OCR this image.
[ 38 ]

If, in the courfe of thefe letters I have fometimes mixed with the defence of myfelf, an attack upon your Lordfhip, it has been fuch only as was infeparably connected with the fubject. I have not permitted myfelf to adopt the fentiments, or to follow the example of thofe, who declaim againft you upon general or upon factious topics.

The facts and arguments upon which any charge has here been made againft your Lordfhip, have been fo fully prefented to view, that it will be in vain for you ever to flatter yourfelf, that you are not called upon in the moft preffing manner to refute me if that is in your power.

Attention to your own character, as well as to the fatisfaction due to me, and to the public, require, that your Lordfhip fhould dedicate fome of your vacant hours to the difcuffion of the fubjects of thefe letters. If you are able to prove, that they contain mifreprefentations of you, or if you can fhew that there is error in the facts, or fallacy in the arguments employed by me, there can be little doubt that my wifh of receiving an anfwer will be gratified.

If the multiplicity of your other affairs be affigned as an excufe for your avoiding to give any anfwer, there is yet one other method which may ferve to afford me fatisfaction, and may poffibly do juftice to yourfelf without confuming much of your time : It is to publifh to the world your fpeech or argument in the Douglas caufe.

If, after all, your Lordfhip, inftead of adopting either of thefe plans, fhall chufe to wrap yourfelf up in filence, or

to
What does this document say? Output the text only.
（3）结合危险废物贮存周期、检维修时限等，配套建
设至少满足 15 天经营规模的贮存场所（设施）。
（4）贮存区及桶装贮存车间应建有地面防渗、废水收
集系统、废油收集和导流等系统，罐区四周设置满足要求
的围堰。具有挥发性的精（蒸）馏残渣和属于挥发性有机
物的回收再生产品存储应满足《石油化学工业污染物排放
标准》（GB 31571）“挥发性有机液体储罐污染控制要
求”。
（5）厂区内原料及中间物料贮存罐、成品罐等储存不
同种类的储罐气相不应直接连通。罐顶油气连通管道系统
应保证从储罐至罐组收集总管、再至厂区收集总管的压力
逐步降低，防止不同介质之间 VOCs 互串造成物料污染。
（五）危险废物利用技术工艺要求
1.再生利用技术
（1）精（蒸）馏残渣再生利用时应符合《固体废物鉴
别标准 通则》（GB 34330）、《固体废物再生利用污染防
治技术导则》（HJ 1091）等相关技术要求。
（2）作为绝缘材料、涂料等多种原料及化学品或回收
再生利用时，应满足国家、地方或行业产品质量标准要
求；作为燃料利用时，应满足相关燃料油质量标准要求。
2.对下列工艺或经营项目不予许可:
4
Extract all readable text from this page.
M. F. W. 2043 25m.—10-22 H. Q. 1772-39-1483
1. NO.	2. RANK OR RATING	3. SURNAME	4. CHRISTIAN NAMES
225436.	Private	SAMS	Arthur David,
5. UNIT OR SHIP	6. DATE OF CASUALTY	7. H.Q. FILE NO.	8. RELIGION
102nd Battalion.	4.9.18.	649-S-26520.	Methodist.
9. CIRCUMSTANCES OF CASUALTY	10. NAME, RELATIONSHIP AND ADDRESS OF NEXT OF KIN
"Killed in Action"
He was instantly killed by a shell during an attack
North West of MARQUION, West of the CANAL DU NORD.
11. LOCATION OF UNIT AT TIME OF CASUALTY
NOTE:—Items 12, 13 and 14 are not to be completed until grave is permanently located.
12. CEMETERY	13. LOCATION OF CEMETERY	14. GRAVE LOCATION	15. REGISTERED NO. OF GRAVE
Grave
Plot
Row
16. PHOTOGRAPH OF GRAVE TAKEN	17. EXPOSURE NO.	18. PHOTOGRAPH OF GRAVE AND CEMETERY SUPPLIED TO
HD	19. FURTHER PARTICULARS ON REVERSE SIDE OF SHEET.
# # # #
To be done: Where a line holds "attack", copy that line.

Solution to this exercise:
If, in the courfe of thefe letters I have fometimes mixed with the defence of myfelf, an attack upon your Lordfhip, it has been fuch only as was infeparably connected with the fubject. I have not permitted myfelf to adopt the fentiments, or to follow the example of thofe, who declaim againft you upon general or upon factious topics.
He was instantly killed by a shell during an attack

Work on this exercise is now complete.